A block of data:
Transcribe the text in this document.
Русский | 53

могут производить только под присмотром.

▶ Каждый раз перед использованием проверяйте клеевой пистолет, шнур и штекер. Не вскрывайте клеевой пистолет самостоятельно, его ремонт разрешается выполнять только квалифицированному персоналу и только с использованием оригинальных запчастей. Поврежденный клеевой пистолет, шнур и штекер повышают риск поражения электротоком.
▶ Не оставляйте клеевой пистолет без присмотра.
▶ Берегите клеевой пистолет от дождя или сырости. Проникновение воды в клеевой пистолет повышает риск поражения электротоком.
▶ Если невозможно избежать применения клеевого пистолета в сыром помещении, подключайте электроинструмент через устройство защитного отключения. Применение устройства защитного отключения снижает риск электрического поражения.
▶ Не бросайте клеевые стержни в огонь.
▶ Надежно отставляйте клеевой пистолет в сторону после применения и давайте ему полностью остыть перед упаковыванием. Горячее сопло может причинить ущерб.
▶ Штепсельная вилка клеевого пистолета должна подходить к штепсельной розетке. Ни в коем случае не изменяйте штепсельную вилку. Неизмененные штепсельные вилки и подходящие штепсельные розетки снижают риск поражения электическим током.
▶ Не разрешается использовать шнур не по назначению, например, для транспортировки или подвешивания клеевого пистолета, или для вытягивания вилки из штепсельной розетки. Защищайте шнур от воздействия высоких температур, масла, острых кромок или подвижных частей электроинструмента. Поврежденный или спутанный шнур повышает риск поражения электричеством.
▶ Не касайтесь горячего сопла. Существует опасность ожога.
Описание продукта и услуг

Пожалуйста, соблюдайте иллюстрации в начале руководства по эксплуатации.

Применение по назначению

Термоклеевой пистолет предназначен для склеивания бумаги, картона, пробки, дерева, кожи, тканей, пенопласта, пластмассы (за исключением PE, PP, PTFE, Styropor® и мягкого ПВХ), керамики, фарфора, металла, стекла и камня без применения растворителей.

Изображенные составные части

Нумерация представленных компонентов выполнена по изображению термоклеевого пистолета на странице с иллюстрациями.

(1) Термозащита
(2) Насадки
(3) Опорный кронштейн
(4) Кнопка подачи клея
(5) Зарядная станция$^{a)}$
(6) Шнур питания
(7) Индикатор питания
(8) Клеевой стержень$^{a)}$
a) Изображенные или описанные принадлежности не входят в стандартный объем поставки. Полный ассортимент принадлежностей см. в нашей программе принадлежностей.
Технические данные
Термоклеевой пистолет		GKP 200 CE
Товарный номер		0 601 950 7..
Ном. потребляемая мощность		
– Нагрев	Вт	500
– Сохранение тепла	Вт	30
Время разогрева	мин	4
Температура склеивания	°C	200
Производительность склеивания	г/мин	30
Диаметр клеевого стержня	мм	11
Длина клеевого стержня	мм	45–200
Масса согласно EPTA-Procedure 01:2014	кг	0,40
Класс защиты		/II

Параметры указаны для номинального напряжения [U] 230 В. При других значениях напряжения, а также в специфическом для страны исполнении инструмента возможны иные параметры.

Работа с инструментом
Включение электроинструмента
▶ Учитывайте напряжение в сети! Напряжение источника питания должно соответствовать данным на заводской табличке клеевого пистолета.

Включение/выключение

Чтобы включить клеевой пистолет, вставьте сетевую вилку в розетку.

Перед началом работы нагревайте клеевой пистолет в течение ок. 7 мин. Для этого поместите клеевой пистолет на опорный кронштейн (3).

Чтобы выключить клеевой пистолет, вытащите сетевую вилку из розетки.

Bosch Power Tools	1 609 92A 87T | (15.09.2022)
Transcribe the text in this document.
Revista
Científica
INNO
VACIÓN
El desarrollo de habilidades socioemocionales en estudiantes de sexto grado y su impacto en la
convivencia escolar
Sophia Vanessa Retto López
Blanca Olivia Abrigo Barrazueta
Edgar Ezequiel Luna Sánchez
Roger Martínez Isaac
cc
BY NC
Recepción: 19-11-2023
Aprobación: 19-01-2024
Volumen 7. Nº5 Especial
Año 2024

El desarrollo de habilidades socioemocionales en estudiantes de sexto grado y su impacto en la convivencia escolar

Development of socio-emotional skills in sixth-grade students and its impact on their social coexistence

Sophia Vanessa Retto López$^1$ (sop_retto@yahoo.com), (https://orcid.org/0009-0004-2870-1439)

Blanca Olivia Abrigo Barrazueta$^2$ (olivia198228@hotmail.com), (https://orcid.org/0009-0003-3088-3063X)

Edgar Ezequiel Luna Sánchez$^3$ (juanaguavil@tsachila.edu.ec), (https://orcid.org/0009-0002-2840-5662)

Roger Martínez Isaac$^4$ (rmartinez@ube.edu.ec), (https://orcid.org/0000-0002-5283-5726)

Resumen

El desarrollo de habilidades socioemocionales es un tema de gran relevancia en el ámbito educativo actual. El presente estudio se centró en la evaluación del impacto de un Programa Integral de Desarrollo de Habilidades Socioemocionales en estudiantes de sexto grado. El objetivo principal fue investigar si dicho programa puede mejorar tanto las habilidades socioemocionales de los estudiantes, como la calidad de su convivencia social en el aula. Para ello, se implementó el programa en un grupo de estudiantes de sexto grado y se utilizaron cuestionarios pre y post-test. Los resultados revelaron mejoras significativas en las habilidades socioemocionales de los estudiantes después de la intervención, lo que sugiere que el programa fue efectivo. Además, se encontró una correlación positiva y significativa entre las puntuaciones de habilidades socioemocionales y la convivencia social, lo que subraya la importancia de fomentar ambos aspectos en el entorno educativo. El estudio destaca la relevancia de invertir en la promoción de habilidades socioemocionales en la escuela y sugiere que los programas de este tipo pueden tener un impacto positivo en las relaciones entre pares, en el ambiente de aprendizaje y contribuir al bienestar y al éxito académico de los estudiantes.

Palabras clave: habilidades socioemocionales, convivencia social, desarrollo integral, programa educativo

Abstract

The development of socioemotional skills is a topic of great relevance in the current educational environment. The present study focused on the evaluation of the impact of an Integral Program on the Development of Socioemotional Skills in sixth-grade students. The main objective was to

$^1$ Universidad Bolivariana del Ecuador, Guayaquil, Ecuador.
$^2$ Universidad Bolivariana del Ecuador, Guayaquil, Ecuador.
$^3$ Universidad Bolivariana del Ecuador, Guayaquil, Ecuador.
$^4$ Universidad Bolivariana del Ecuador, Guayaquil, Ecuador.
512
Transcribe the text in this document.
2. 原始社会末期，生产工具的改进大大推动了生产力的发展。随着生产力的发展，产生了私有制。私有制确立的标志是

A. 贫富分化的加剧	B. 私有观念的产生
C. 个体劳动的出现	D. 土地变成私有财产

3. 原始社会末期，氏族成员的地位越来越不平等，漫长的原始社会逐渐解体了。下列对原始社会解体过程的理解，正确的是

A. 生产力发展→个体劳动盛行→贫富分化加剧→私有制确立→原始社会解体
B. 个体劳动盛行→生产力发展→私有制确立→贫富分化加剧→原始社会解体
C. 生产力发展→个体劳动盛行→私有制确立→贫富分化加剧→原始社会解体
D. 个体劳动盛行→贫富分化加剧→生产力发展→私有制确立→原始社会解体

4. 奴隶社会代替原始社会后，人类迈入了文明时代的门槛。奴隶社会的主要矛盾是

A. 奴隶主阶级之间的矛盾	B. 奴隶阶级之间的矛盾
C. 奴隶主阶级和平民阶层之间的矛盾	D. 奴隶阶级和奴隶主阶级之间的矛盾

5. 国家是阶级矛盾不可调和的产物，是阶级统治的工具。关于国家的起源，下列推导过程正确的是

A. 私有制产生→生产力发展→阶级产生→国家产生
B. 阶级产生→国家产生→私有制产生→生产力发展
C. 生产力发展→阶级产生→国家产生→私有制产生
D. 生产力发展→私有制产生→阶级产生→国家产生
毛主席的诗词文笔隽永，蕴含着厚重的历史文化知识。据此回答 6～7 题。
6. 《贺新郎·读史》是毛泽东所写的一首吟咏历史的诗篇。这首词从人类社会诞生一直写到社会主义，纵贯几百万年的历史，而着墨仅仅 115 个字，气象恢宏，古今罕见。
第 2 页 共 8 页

Your objective: Write the number of lines containing the word "skills" and nothing besides it.

Written response: 2